▸ **WHAT YOU HAVE TO DO**
The listing below should be copied in full, word for word.

Records from a collection of figures:
++++++++++
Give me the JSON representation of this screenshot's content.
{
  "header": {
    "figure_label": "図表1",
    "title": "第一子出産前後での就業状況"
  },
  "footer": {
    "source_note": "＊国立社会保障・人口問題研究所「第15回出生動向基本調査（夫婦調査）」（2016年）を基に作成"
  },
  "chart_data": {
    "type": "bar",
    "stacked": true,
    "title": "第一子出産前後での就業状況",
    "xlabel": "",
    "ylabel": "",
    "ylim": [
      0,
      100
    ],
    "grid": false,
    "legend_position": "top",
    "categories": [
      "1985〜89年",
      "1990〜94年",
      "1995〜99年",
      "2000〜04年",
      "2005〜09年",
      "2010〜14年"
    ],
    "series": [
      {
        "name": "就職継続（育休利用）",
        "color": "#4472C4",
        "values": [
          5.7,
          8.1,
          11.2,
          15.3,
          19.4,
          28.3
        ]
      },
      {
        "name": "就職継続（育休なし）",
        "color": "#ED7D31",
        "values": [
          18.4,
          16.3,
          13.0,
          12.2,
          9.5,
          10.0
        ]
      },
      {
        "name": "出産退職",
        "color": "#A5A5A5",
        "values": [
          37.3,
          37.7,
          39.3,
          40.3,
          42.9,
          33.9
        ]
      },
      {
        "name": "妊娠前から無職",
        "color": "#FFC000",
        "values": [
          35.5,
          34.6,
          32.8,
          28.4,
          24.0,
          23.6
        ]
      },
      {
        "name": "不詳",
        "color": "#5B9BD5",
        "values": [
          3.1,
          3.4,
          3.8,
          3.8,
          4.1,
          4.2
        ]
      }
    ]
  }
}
++++++++++
▸ **SOLUTION TO THIS PROBLEM**
Give me the JSON representation of this screenshot's content.
{
  "header": {
    "figure_label": "図表1",
    "title": "第一子出産前後での就業状況"
  },
  "footer": {
    "source_note": "＊国立社会保障・人口問題研究所「第15回出生動向基本調査（夫婦調査）」（2016年）を基に作成"
  },
  "chart_data": {
    "type": "bar",
    "stacked": true,
    "title": "第一子出産前後での就業状況",
    "xlabel": "",
    "ylabel": "",
    "ylim": [
      0,
      100
    ],
    "grid": false,
    "legend_position": "top",
    "categories": [
      "1985〜89年",
      "1990〜94年",
      "1995〜99年",
      "2000〜04年",
      "2005〜09年",
      "2010〜14年"
    ],
    "series": [
      {
        "name": "就職継続（育休利用）",
        "color": "#4472C4",
        "values": [
          5.7,
          8.1,
          11.2,
          15.3,
          19.4,
          28.3
        ]
      },
      {
        "name": "就職継続（育休なし）",
        "color": "#ED7D31",
        "values": [
          18.4,
          16.3,
          13.0,
          12.2,
          9.5,
          10.0
        ]
      },
      {
        "name": "出産退職",
        "color": "#A5A5A5",
        "values": [
          37.3,
          37.7,
          39.3,
          40.3,
          42.9,
          33.9
        ]
      },
      {
        "name": "妊娠前から無職",
        "color": "#FFC000",
        "values": [
          35.5,
          34.6,
          32.8,
          28.4,
          24.0,
          23.6
        ]
      },
      {
        "name": "不詳",
        "color": "#5B9BD5",
        "values": [
          3.1,
          3.4,
          3.8,
          3.8,
          4.1,
          4.2
        ]
      }
    ]
  }
}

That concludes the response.